[The input]:
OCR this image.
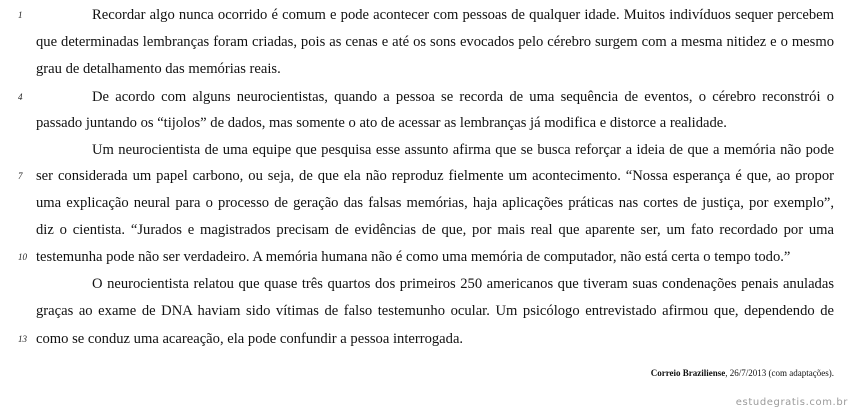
1
4
7
10
13
Recordar algo nunca ocorrido é comum e pode acontecer com pessoas de qualquer idade. Muitos indivíduos sequer percebem
que determinadas lembranças foram criadas, pois as cenas e até os sons evocados pelo cérebro surgem com a mesma nitidez e o mesmo
grau de detalhamento das memórias reais.
De acordo com alguns neurocientistas, quando a pessoa se recorda de uma sequência de eventos, o cérebro reconstrói o
passado juntando os “tijolos” de dados, mas somente o ato de acessar as lembranças já modifica e distorce a realidade.
Um neurocientista de uma equipe que pesquisa esse assunto afirma que se busca reforçar a ideia de que a memória não pode
ser considerada um papel carbono, ou seja, de que ela não reproduz fielmente um acontecimento. “Nossa esperança é que, ao propor
uma explicação neural para o processo de geração das falsas memórias, haja aplicações práticas nas cortes de justiça, por exemplo”,
diz o cientista. “Jurados e magistrados precisam de evidências de que, por mais real que aparente ser, um fato recordado por uma
testemunha pode não ser verdadeiro. A memória humana não é como uma memória de computador, não está certa o tempo todo.”
O neurocientista relatou que quase três quartos dos primeiros 250 americanos que tiveram suas condenações penais anuladas
graças ao exame de DNA haviam sido vítimas de falso testemunho ocular. Um psicólogo entrevistado afirmou que, dependendo de
como se conduz uma acareação, ela pode confundir a pessoa interrogada.
Correio Braziliense, 26/7/2013 (com adaptações).
estudegratis.com.br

[What is required]:
A faithful copy of the records above is needed, with the pictures left out.

[Task response]:
OCR this image.
1
4
7
10
13
Recordar algo nunca ocorrido é comum e pode acontecer com pessoas de qualquer idade. Muitos indivíduos sequer percebem
que determinadas lembranças foram criadas, pois as cenas e até os sons evocados pelo cérebro surgem com a mesma nitidez e o mesmo
grau de detalhamento das memórias reais.
De acordo com alguns neurocientistas, quando a pessoa se recorda de uma sequência de eventos, o cérebro reconstrói o
passado juntando os “tijolos” de dados, mas somente o ato de acessar as lembranças já modifica e distorce a realidade.
Um neurocientista de uma equipe que pesquisa esse assunto afirma que se busca reforçar a ideia de que a memória não pode
ser considerada um papel carbono, ou seja, de que ela não reproduz fielmente um acontecimento. “Nossa esperança é que, ao propor
uma explicação neural para o processo de geração das falsas memórias, haja aplicações práticas nas cortes de justiça, por exemplo”,
diz o cientista. “Jurados e magistrados precisam de evidências de que, por mais real que aparente ser, um fato recordado por uma
testemunha pode não ser verdadeiro. A memória humana não é como uma memória de computador, não está certa o tempo todo.”
O neurocientista relatou que quase três quartos dos primeiros 250 americanos que tiveram suas condenações penais anuladas
graças ao exame de DNA haviam sido vítimas de falso testemunho ocular. Um psicólogo entrevistado afirmou que, dependendo de
como se conduz uma acareação, ela pode confundir a pessoa interrogada.
Correio Braziliense, 26/7/2013 (com adaptações).
estudegratis.com.br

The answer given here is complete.